Records for this exercise —
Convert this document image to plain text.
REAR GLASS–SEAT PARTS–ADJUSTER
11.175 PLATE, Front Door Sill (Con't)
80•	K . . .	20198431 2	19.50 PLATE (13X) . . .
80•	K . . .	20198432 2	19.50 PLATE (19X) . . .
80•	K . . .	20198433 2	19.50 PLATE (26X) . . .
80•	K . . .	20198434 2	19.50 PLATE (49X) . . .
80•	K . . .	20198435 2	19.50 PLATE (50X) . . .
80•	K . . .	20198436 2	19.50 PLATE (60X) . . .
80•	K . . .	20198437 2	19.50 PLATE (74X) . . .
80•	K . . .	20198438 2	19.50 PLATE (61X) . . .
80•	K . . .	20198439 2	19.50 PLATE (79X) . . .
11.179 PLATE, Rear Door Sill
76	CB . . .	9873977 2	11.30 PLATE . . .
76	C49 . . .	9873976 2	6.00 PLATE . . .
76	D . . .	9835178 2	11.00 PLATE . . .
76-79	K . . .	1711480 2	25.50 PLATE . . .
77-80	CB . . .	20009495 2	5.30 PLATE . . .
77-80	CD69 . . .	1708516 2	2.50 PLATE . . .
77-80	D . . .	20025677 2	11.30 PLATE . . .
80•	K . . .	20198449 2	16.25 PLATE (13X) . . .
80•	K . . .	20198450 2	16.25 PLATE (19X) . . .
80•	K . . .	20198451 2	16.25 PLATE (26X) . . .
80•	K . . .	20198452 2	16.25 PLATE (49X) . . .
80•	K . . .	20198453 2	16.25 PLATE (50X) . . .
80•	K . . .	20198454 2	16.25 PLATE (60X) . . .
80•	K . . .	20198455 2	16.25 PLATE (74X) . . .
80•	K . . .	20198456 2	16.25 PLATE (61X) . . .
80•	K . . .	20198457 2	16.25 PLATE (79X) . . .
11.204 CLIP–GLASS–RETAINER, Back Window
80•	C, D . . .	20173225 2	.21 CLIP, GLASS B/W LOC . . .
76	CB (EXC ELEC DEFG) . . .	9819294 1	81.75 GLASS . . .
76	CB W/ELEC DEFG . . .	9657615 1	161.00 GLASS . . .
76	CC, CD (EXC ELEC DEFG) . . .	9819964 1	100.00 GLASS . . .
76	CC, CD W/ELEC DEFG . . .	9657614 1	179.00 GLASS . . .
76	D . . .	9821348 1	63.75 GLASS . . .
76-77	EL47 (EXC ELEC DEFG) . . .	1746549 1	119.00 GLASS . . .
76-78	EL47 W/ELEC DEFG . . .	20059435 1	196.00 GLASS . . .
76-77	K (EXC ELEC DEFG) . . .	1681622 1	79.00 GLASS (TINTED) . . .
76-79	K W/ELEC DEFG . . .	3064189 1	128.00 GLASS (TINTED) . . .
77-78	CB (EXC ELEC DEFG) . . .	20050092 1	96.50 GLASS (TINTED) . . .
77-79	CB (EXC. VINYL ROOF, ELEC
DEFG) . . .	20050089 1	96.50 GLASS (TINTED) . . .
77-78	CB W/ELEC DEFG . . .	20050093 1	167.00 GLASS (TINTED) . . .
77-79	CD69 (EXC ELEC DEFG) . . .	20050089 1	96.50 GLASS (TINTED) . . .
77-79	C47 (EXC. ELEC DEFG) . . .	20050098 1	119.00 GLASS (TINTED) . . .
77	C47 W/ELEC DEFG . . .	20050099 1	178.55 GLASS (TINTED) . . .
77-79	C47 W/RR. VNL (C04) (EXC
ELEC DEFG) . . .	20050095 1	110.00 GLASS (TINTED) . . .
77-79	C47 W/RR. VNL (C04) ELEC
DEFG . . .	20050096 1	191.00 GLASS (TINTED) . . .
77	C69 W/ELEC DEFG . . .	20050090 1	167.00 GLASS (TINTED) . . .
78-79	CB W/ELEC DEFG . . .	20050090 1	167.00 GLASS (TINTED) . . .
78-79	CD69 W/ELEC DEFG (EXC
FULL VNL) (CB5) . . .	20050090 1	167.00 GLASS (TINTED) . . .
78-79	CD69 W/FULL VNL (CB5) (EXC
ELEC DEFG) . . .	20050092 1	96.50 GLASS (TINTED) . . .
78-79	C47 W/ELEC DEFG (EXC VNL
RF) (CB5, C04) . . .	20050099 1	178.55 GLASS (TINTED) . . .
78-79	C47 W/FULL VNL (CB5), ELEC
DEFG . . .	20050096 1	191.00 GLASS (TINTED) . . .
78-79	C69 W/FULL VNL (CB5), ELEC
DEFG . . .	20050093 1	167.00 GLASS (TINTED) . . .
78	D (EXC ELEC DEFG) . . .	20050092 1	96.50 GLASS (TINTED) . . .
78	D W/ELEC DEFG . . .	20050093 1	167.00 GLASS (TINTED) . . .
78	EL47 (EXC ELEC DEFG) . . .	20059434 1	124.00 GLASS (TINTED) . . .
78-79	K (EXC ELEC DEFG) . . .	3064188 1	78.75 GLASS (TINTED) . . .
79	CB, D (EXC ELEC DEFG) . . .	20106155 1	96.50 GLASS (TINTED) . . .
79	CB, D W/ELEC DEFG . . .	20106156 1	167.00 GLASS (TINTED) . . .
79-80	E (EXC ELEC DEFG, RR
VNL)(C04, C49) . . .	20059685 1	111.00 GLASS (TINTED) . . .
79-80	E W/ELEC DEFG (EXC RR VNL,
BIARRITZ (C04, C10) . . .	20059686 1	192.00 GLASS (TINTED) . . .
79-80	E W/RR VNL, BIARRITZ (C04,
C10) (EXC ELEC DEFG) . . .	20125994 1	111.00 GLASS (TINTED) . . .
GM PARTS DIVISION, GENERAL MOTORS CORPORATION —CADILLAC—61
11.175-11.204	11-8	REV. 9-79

What you will do —
Exactly reproduce every line of the data above.

The completed task —
Convert this document image to plain text.
REAR GLASS–SEAT PARTS–ADJUSTER
11.175 PLATE, Front Door Sill (Con't)
80•	K . . .	20198431 2	19.50 PLATE (13X) . . .
80•	K . . .	20198432 2	19.50 PLATE (19X) . . .
80•	K . . .	20198433 2	19.50 PLATE (26X) . . .
80•	K . . .	20198434 2	19.50 PLATE (49X) . . .
80•	K . . .	20198435 2	19.50 PLATE (50X) . . .
80•	K . . .	20198436 2	19.50 PLATE (60X) . . .
80•	K . . .	20198437 2	19.50 PLATE (74X) . . .
80•	K . . .	20198438 2	19.50 PLATE (61X) . . .
80•	K . . .	20198439 2	19.50 PLATE (79X) . . .
11.179 PLATE, Rear Door Sill
76	CB . . .	9873977 2	11.30 PLATE . . .
76	C49 . . .	9873976 2	6.00 PLATE . . .
76	D . . .	9835178 2	11.00 PLATE . . .
76-79	K . . .	1711480 2	25.50 PLATE . . .
77-80	CB . . .	20009495 2	5.30 PLATE . . .
77-80	CD69 . . .	1708516 2	2.50 PLATE . . .
77-80	D . . .	20025677 2	11.30 PLATE . . .
80•	K . . .	20198449 2	16.25 PLATE (13X) . . .
80•	K . . .	20198450 2	16.25 PLATE (19X) . . .
80•	K . . .	20198451 2	16.25 PLATE (26X) . . .
80•	K . . .	20198452 2	16.25 PLATE (49X) . . .
80•	K . . .	20198453 2	16.25 PLATE (50X) . . .
80•	K . . .	20198454 2	16.25 PLATE (60X) . . .
80•	K . . .	20198455 2	16.25 PLATE (74X) . . .
80•	K . . .	20198456 2	16.25 PLATE (61X) . . .
80•	K . . .	20198457 2	16.25 PLATE (79X) . . .
11.204 CLIP–GLASS–RETAINER, Back Window
80•	C, D . . .	20173225 2	.21 CLIP, GLASS B/W LOC . . .
76	CB (EXC ELEC DEFG) . . .	9819294 1	81.75 GLASS . . .
76	CB W/ELEC DEFG . . .	9657615 1	161.00 GLASS . . .
76	CC, CD (EXC ELEC DEFG) . . .	9819964 1	100.00 GLASS . . .
76	CC, CD W/ELEC DEFG . . .	9657614 1	179.00 GLASS . . .
76	D . . .	9821348 1	63.75 GLASS . . .
76-77	EL47 (EXC ELEC DEFG) . . .	1746549 1	119.00 GLASS . . .
76-78	EL47 W/ELEC DEFG . . .	20059435 1	196.00 GLASS . . .
76-77	K (EXC ELEC DEFG) . . .	1681622 1	79.00 GLASS (TINTED) . . .
76-79	K W/ELEC DEFG . . .	3064189 1	128.00 GLASS (TINTED) . . .
77-78	CB (EXC ELEC DEFG) . . .	20050092 1	96.50 GLASS (TINTED) . . .
77-79	CB (EXC. VINYL ROOF, ELEC
DEFG) . . .	20050089 1	96.50 GLASS (TINTED) . . .
77-78	CB W/ELEC DEFG . . .	20050093 1	167.00 GLASS (TINTED) . . .
77-79	CD69 (EXC ELEC DEFG) . . .	20050089 1	96.50 GLASS (TINTED) . . .
77-79	C47 (EXC. ELEC DEFG) . . .	20050098 1	119.00 GLASS (TINTED) . . .
77	C47 W/ELEC DEFG . . .	20050099 1	178.55 GLASS (TINTED) . . .
77-79	C47 W/RR. VNL (C04) (EXC
ELEC DEFG) . . .	20050095 1	110.00 GLASS (TINTED) . . .
77-79	C47 W/RR. VNL (C04) ELEC
DEFG . . .	20050096 1	191.00 GLASS (TINTED) . . .
77	C69 W/ELEC DEFG . . .	20050090 1	167.00 GLASS (TINTED) . . .
78-79	CB W/ELEC DEFG . . .	20050090 1	167.00 GLASS (TINTED) . . .
78-79	CD69 W/ELEC DEFG (EXC
FULL VNL) (CB5) . . .	20050090 1	167.00 GLASS (TINTED) . . .
78-79	CD69 W/FULL VNL (CB5) (EXC
ELEC DEFG) . . .	20050092 1	96.50 GLASS (TINTED) . . .
78-79	C47 W/ELEC DEFG (EXC VNL
RF) (CB5, C04) . . .	20050099 1	178.55 GLASS (TINTED) . . .
78-79	C47 W/FULL VNL (CB5), ELEC
DEFG . . .	20050096 1	191.00 GLASS (TINTED) . . .
78-79	C69 W/FULL VNL (CB5), ELEC
DEFG . . .	20050093 1	167.00 GLASS (TINTED) . . .
78	D (EXC ELEC DEFG) . . .	20050092 1	96.50 GLASS (TINTED) . . .
78	D W/ELEC DEFG . . .	20050093 1	167.00 GLASS (TINTED) . . .
78	EL47 (EXC ELEC DEFG) . . .	20059434 1	124.00 GLASS (TINTED) . . .
78-79	K (EXC ELEC DEFG) . . .	3064188 1	78.75 GLASS (TINTED) . . .
79	CB, D (EXC ELEC DEFG) . . .	20106155 1	96.50 GLASS (TINTED) . . .
79	CB, D W/ELEC DEFG . . .	20106156 1	167.00 GLASS (TINTED) . . .
79-80	E (EXC ELEC DEFG, RR
VNL)(C04, C49) . . .	20059685 1	111.00 GLASS (TINTED) . . .
79-80	E W/ELEC DEFG (EXC RR VNL,
BIARRITZ (C04, C10) . . .	20059686 1	192.00 GLASS (TINTED) . . .
79-80	E W/RR VNL, BIARRITZ (C04,
C10) (EXC ELEC DEFG) . . .	20125994 1	111.00 GLASS (TINTED) . . .
GM PARTS DIVISION, GENERAL MOTORS CORPORATION —CADILLAC—61
11.175-11.204	11-8	REV. 9-79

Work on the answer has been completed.